##### Data records

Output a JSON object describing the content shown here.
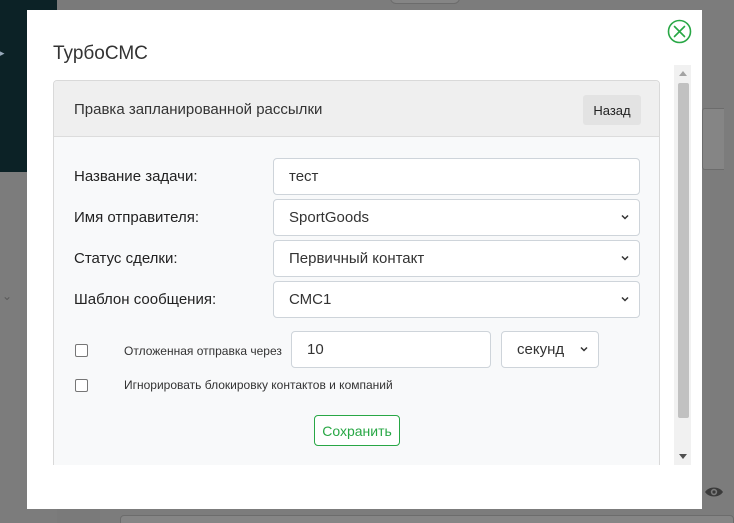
{
  "modal": {
    "title": "ТурбоСМС",
    "close_icon": "close-circle-icon",
    "accent_color": "#28a745"
  },
  "card": {
    "header_title": "Правка запланированной рассылки",
    "back_label": "Назад"
  },
  "form": {
    "task_name": {
      "label": "Название задачи:",
      "value": "тест"
    },
    "sender_name": {
      "label": "Имя отправителя:",
      "value": "SportGoods"
    },
    "deal_status": {
      "label": "Статус сделки:",
      "value": "Первичный контакт"
    },
    "message_template": {
      "label": "Шаблон сообщения:",
      "value": "СМС1"
    },
    "delayed_send": {
      "label": "Отложенная отправка через",
      "value": "10",
      "unit": "секунд",
      "checked": false
    },
    "ignore_block": {
      "label": "Игнорировать блокировку контактов и компаний",
      "checked": false
    }
  },
  "actions": {
    "save_label": "Сохранить"
  }
}
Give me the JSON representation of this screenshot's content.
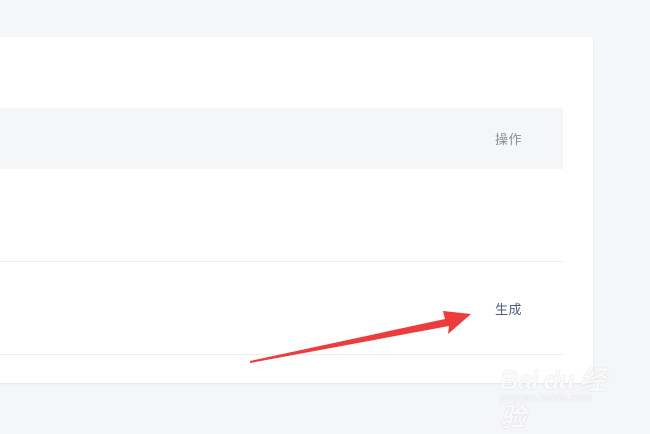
{
  "table": {
    "header": {
      "actions_label": "操作"
    },
    "rows": [
      {
        "action_label": ""
      },
      {
        "action_label": "生成"
      }
    ]
  },
  "annotation": {
    "arrow_color": "#ee3b3b"
  },
  "watermark": {
    "logo_text": "Bai du 经验",
    "url": "jingyan.baidu.com"
  }
}
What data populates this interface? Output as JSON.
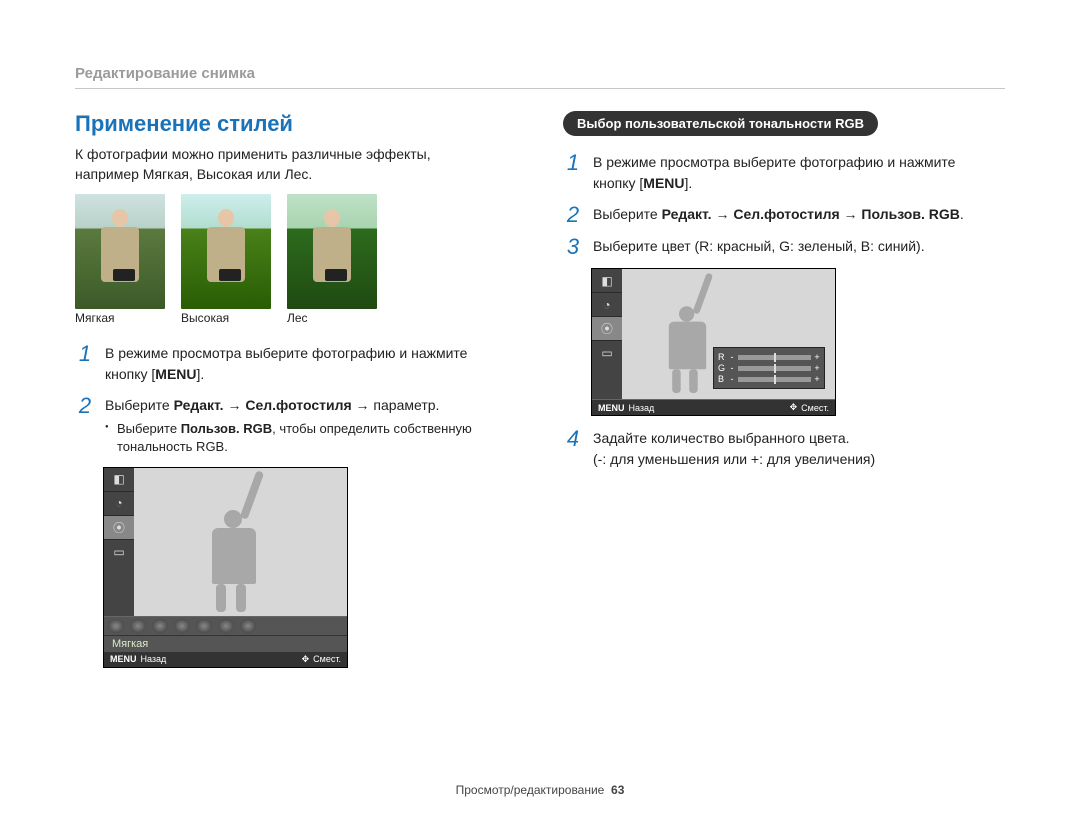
{
  "header": "Редактирование снимка",
  "left": {
    "title": "Применение стилей",
    "intro1": "К фотографии можно применить различные эффекты,",
    "intro2": "например Мягкая, Высокая или Лес.",
    "caps": {
      "soft": "Мягкая",
      "high": "Высокая",
      "forest": "Лес"
    },
    "step1a": "В режиме просмотра выберите фотографию и нажмите",
    "step1b_prefix": "кнопку [",
    "step1b_button": "MENU",
    "step1b_suffix": "].",
    "step2_plain": "Выберите ",
    "step2_bold": "Редакт. → Сел.фотостиля",
    "step2_tail": " → параметр.",
    "bullet_prefix": "Выберите ",
    "bullet_bold": "Пользов. RGB",
    "bullet_tail": ", чтобы определить собственную тональность RGB."
  },
  "right": {
    "pill": "Выбор пользовательской тональности RGB",
    "step1a": "В режиме просмотра выберите фотографию и нажмите",
    "step1b_prefix": "кнопку [",
    "step1b_button": "MENU",
    "step1b_suffix": "].",
    "step2_plain": "Выберите ",
    "step2_bold": "Редакт. → Сел.фотостиля → Пользов. RGB",
    "step2_tail": ".",
    "step3": "Выберите цвет (R: красный, G: зеленый, B: синий).",
    "step4a": "Задайте количество выбранного цвета.",
    "step4b": "(-: для уменьшения или +: для увеличения)"
  },
  "lcd": {
    "style_label": "Мягкая",
    "menu": "MENU",
    "back": "Назад",
    "move": "Смест.",
    "rgb": {
      "r": "R",
      "g": "G",
      "b": "B",
      "minus": "-",
      "plus": "+"
    }
  },
  "footer": {
    "label": "Просмотр/редактирование",
    "page": "63"
  }
}
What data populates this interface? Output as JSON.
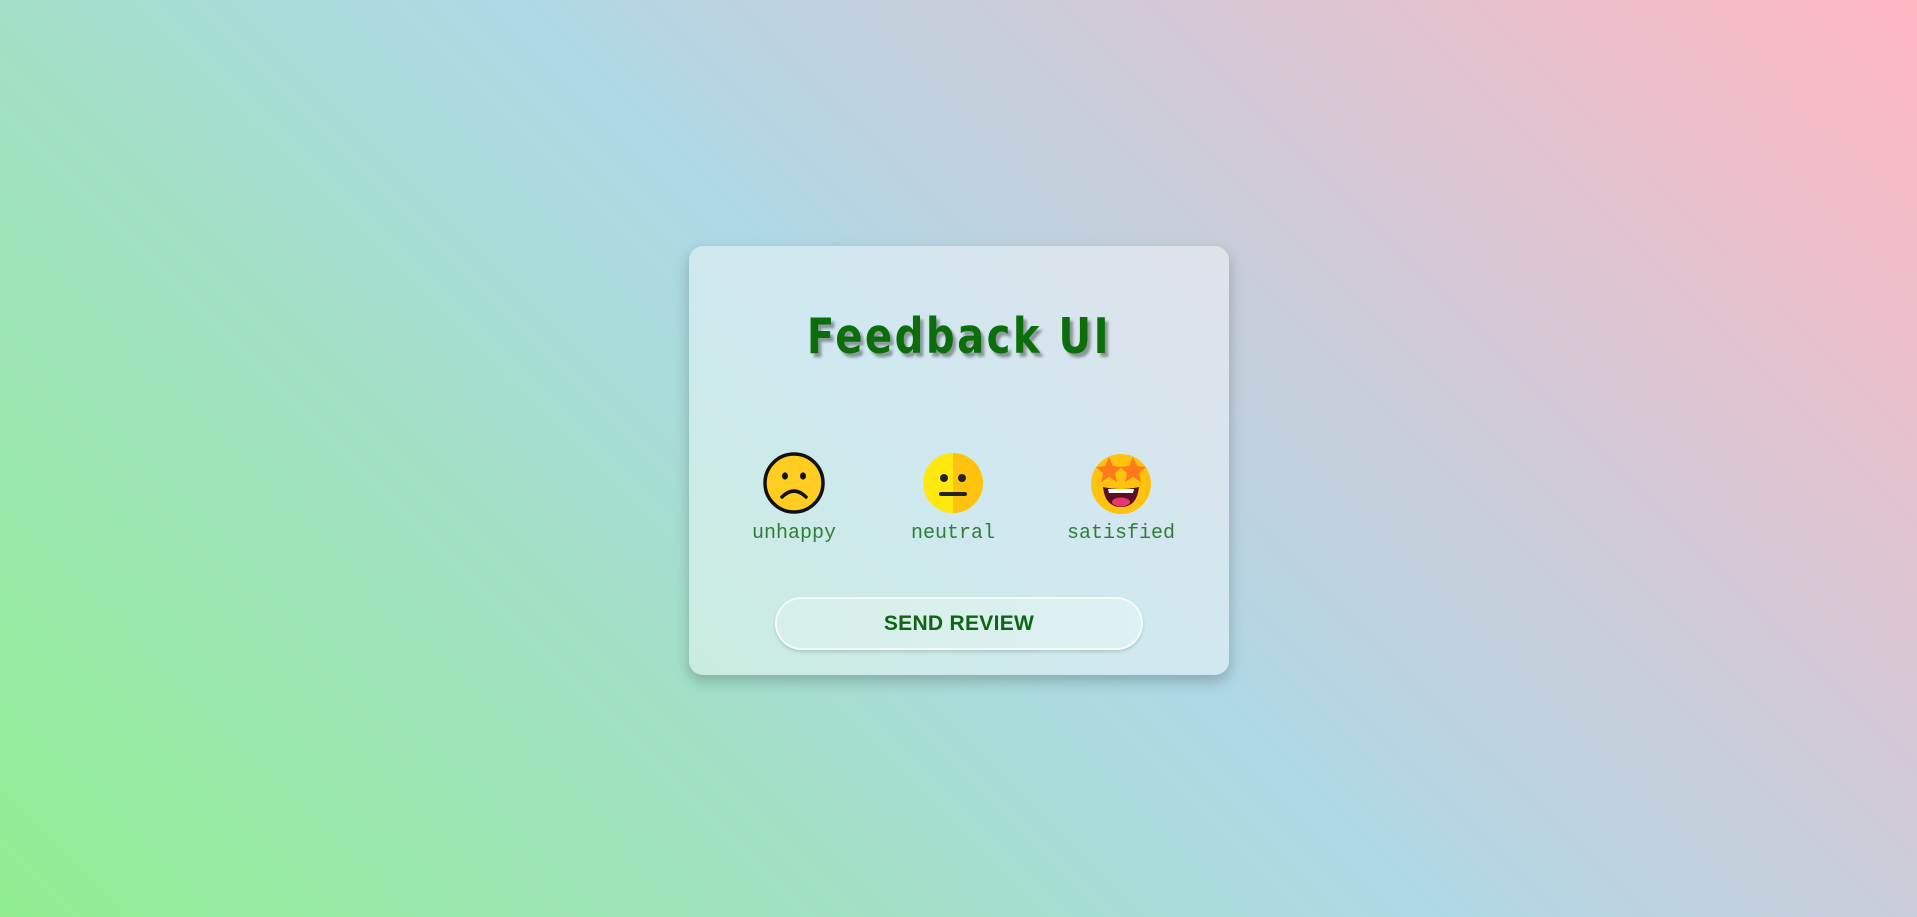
{
  "card": {
    "title": "Feedback UI",
    "ratings": [
      {
        "label": "unhappy",
        "icon": "sad-face-icon"
      },
      {
        "label": "neutral",
        "icon": "neutral-face-icon"
      },
      {
        "label": "satisfied",
        "icon": "star-struck-face-icon"
      }
    ],
    "send_button_label": "SEND REVIEW"
  },
  "colors": {
    "background_start": "#90ee90",
    "background_mid": "#add8e6",
    "background_end": "#ffb6c1",
    "title": "#0b6e0b",
    "label": "#2f7d3a",
    "button_text": "#0e6614"
  }
}
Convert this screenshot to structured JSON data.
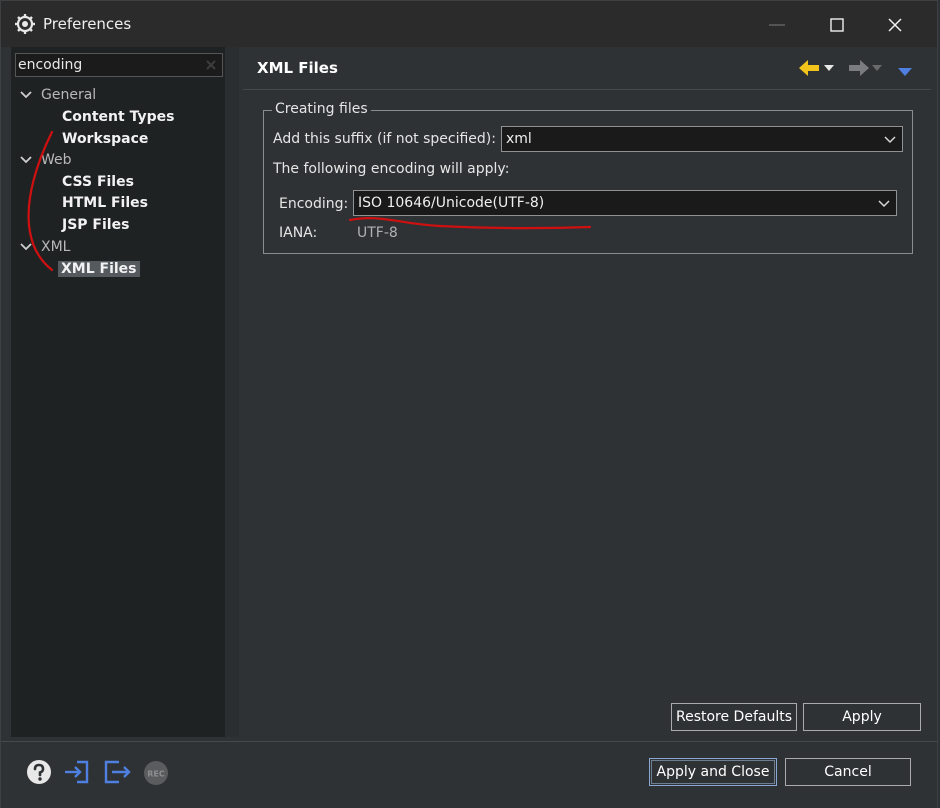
{
  "window": {
    "title": "Preferences",
    "icons": [
      "preferences-gear-icon",
      "minimize-icon",
      "maximize-icon",
      "close-icon"
    ]
  },
  "filter": {
    "value": "encoding",
    "icon": "clear-filter-icon"
  },
  "tree": {
    "categories": [
      {
        "label": "General",
        "children": [
          "Content Types",
          "Workspace"
        ]
      },
      {
        "label": "Web",
        "children": [
          "CSS Files",
          "HTML Files",
          "JSP Files"
        ]
      },
      {
        "label": "XML",
        "children": [
          "XML Files"
        ]
      }
    ],
    "selected": "XML Files"
  },
  "page": {
    "title": "XML Files",
    "nav_icons": [
      "back-arrow-icon",
      "forward-arrow-icon",
      "view-menu-icon"
    ]
  },
  "creating_files": {
    "legend": "Creating files",
    "suffix_label": "Add this suffix (if not specified):",
    "suffix_value": "xml",
    "info_text": "The following encoding will apply:",
    "encoding_label": "Encoding:",
    "encoding_value": "ISO 10646/Unicode(UTF-8)",
    "iana_label": "IANA:",
    "iana_value": "UTF-8"
  },
  "page_buttons": {
    "restore_defaults": "Restore Defaults",
    "apply": "Apply"
  },
  "footer_buttons": {
    "apply_and_close": "Apply and Close",
    "cancel": "Cancel",
    "icons": [
      "help-icon",
      "import-icon",
      "export-icon",
      "record-icon"
    ]
  },
  "colors": {
    "accent_blue": "#4f7fe0",
    "back_arrow": "#f2c31b",
    "annotation_red": "#d01010"
  }
}
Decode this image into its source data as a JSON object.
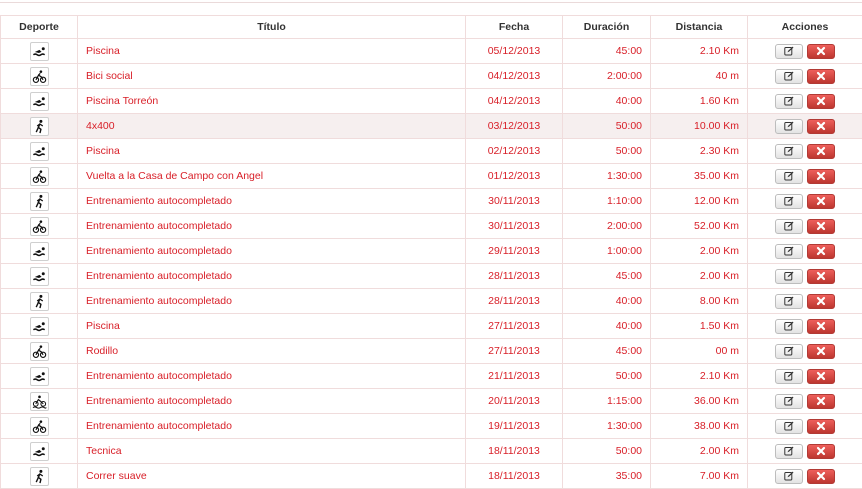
{
  "table": {
    "headers": {
      "sport": "Deporte",
      "title": "Título",
      "date": "Fecha",
      "duration": "Duración",
      "distance": "Distancia",
      "actions": "Acciones"
    },
    "rows": [
      {
        "sport": "swim",
        "title": "Piscina",
        "date": "05/12/2013",
        "duration": "45:00",
        "distance": "2.10 Km"
      },
      {
        "sport": "bike",
        "title": "Bici social",
        "date": "04/12/2013",
        "duration": "2:00:00",
        "distance": "40 m"
      },
      {
        "sport": "swim",
        "title": "Piscina Torreón",
        "date": "04/12/2013",
        "duration": "40:00",
        "distance": "1.60 Km"
      },
      {
        "sport": "run",
        "title": "4x400",
        "date": "03/12/2013",
        "duration": "50:00",
        "distance": "10.00 Km"
      },
      {
        "sport": "swim",
        "title": "Piscina",
        "date": "02/12/2013",
        "duration": "50:00",
        "distance": "2.30 Km"
      },
      {
        "sport": "bike",
        "title": "Vuelta a la Casa de Campo con Angel",
        "date": "01/12/2013",
        "duration": "1:30:00",
        "distance": "35.00 Km"
      },
      {
        "sport": "run",
        "title": "Entrenamiento autocompletado",
        "date": "30/11/2013",
        "duration": "1:10:00",
        "distance": "12.00 Km"
      },
      {
        "sport": "bike",
        "title": "Entrenamiento autocompletado",
        "date": "30/11/2013",
        "duration": "2:00:00",
        "distance": "52.00 Km"
      },
      {
        "sport": "swim",
        "title": "Entrenamiento autocompletado",
        "date": "29/11/2013",
        "duration": "1:00:00",
        "distance": "2.00 Km"
      },
      {
        "sport": "swim",
        "title": "Entrenamiento autocompletado",
        "date": "28/11/2013",
        "duration": "45:00",
        "distance": "2.00 Km"
      },
      {
        "sport": "run",
        "title": "Entrenamiento autocompletado",
        "date": "28/11/2013",
        "duration": "40:00",
        "distance": "8.00 Km"
      },
      {
        "sport": "swim",
        "title": "Piscina",
        "date": "27/11/2013",
        "duration": "40:00",
        "distance": "1.50 Km"
      },
      {
        "sport": "bike",
        "title": "Rodillo",
        "date": "27/11/2013",
        "duration": "45:00",
        "distance": "00 m"
      },
      {
        "sport": "swim",
        "title": "Entrenamiento autocompletado",
        "date": "21/11/2013",
        "duration": "50:00",
        "distance": "2.10 Km"
      },
      {
        "sport": "triathlon",
        "title": "Entrenamiento autocompletado",
        "date": "20/11/2013",
        "duration": "1:15:00",
        "distance": "36.00 Km"
      },
      {
        "sport": "bike",
        "title": "Entrenamiento autocompletado",
        "date": "19/11/2013",
        "duration": "1:30:00",
        "distance": "38.00 Km"
      },
      {
        "sport": "swim",
        "title": "Tecnica",
        "date": "18/11/2013",
        "duration": "50:00",
        "distance": "2.00 Km"
      },
      {
        "sport": "run",
        "title": "Correr suave",
        "date": "18/11/2013",
        "duration": "35:00",
        "distance": "7.00 Km"
      }
    ],
    "highlighted_row": 3
  },
  "icons": {
    "swim": "swimmer-icon",
    "bike": "cyclist-icon",
    "run": "runner-icon",
    "triathlon": "triathlon-icon",
    "edit": "edit-icon",
    "delete": "close-icon"
  },
  "colors": {
    "link_text": "#d81e27",
    "border": "#f0dcdc",
    "highlight_row": "#f6efef",
    "delete_button": "#da4f49"
  }
}
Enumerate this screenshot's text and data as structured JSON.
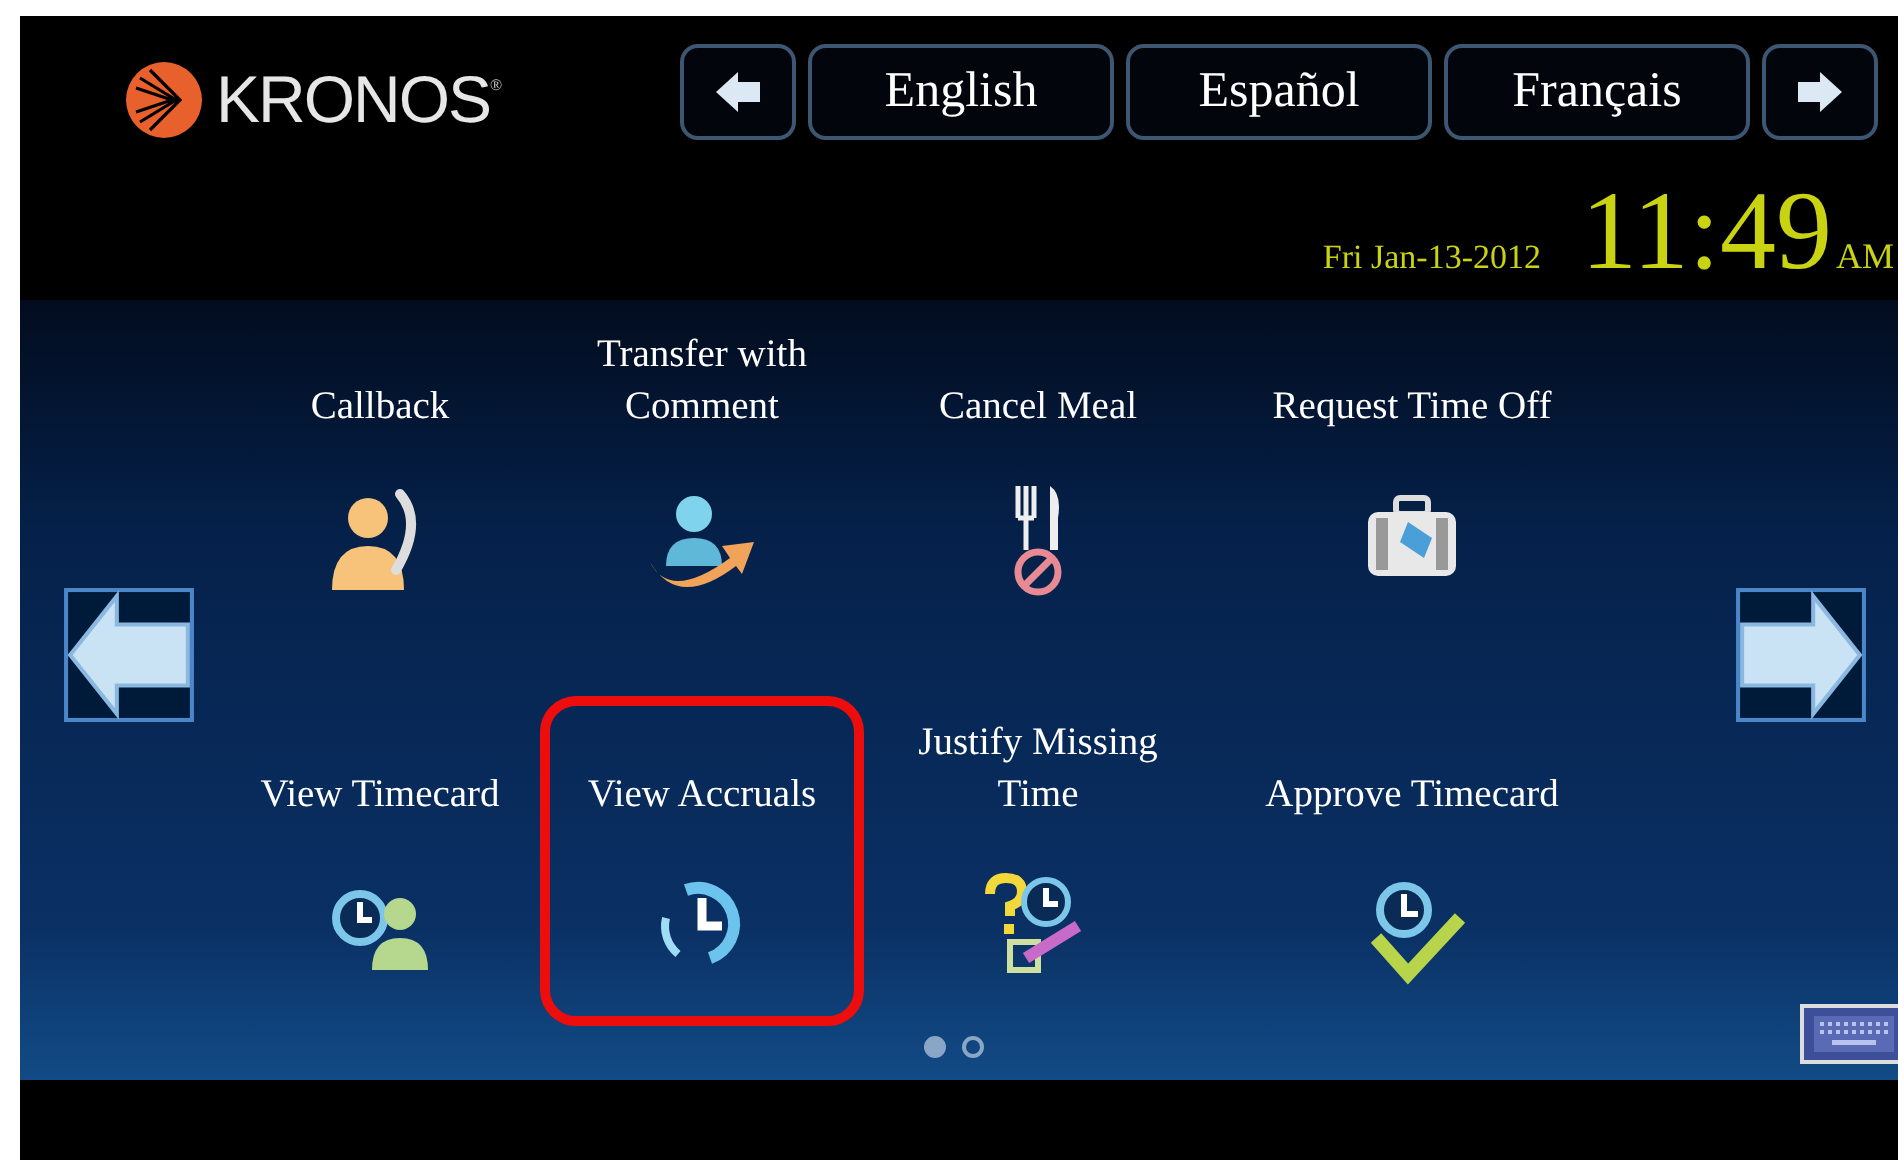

##########

• Given exercise:
Scan the data above; copy every line where "this" appears.

• Response to the task:
Give me the JSON representation of this screenshot's content.
What data populates this interface? Output as JSON.
What data populates this interface? Output as JSON.
Convert this screenshot to structured JSON data.
    "suffix_label": "Add this suffix (if not specified):",
Decode this image into its source data as a JSON object.
Enumerate this screenshot's text and data as structured JSON.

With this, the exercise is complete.